#### Task to carry out
From the listing below, pull out every line where the string "территорий" appears.

Saved data entries:
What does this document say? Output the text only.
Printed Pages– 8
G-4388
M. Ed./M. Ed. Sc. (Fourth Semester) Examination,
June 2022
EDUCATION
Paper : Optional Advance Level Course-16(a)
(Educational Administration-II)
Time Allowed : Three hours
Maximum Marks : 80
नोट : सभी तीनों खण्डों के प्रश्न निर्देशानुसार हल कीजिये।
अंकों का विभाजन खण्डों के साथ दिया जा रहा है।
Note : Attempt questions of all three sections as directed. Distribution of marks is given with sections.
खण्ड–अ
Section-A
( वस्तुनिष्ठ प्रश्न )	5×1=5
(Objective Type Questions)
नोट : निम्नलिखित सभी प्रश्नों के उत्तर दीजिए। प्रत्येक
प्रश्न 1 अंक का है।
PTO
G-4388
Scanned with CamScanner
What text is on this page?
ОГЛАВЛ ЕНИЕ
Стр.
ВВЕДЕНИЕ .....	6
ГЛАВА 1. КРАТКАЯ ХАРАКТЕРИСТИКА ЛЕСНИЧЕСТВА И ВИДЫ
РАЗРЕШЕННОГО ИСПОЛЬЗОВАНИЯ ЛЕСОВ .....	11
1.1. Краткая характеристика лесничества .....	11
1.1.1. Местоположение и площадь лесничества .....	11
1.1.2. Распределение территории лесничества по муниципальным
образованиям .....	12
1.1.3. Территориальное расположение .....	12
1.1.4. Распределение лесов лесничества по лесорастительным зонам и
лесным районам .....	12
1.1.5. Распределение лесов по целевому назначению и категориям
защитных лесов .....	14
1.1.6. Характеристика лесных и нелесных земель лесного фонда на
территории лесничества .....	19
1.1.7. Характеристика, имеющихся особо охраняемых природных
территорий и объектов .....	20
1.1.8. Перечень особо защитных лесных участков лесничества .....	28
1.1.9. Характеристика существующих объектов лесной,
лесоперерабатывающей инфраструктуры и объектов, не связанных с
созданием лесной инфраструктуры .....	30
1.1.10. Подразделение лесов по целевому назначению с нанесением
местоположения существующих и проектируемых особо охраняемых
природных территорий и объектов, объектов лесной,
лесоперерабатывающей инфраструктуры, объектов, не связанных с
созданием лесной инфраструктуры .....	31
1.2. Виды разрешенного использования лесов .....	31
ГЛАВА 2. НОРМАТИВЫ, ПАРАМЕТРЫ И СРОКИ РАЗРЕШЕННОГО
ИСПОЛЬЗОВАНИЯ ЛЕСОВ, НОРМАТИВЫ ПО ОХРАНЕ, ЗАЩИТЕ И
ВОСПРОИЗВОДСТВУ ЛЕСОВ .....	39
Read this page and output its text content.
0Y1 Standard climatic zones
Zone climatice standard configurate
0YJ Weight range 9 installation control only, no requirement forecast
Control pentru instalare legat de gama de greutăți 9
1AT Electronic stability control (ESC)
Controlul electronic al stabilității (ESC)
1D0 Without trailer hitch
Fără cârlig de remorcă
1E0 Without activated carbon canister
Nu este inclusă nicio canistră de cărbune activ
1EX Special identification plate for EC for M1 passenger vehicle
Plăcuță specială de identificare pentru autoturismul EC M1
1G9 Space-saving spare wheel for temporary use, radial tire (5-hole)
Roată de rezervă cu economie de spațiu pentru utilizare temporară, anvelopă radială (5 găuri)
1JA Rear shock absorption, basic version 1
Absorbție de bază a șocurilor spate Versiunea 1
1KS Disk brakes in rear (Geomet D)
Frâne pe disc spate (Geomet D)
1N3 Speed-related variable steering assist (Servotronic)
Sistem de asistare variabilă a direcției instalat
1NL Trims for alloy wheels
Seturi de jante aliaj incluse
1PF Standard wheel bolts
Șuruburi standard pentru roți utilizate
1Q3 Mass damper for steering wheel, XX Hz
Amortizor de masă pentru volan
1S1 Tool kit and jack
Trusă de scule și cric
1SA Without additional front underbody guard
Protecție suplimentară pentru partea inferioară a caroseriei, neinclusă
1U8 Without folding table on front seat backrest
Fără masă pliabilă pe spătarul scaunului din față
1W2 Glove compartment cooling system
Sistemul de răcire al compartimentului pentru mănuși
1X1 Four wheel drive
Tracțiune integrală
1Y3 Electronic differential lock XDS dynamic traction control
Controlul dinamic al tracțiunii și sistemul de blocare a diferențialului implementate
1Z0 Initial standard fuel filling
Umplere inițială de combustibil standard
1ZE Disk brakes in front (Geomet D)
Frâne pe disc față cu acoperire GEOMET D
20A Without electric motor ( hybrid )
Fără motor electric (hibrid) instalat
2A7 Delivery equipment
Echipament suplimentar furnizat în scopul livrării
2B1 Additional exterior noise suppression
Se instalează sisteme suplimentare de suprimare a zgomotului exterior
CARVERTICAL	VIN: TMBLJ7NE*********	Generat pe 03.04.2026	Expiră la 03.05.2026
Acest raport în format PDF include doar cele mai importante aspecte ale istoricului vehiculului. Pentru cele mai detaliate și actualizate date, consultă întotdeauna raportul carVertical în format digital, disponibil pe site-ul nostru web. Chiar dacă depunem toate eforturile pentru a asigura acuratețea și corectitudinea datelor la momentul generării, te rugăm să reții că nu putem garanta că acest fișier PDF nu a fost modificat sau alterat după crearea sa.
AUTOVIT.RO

#### Solution to this exercise
территорий и объектов .....	20
природных территорий и объектов, объектов лесной,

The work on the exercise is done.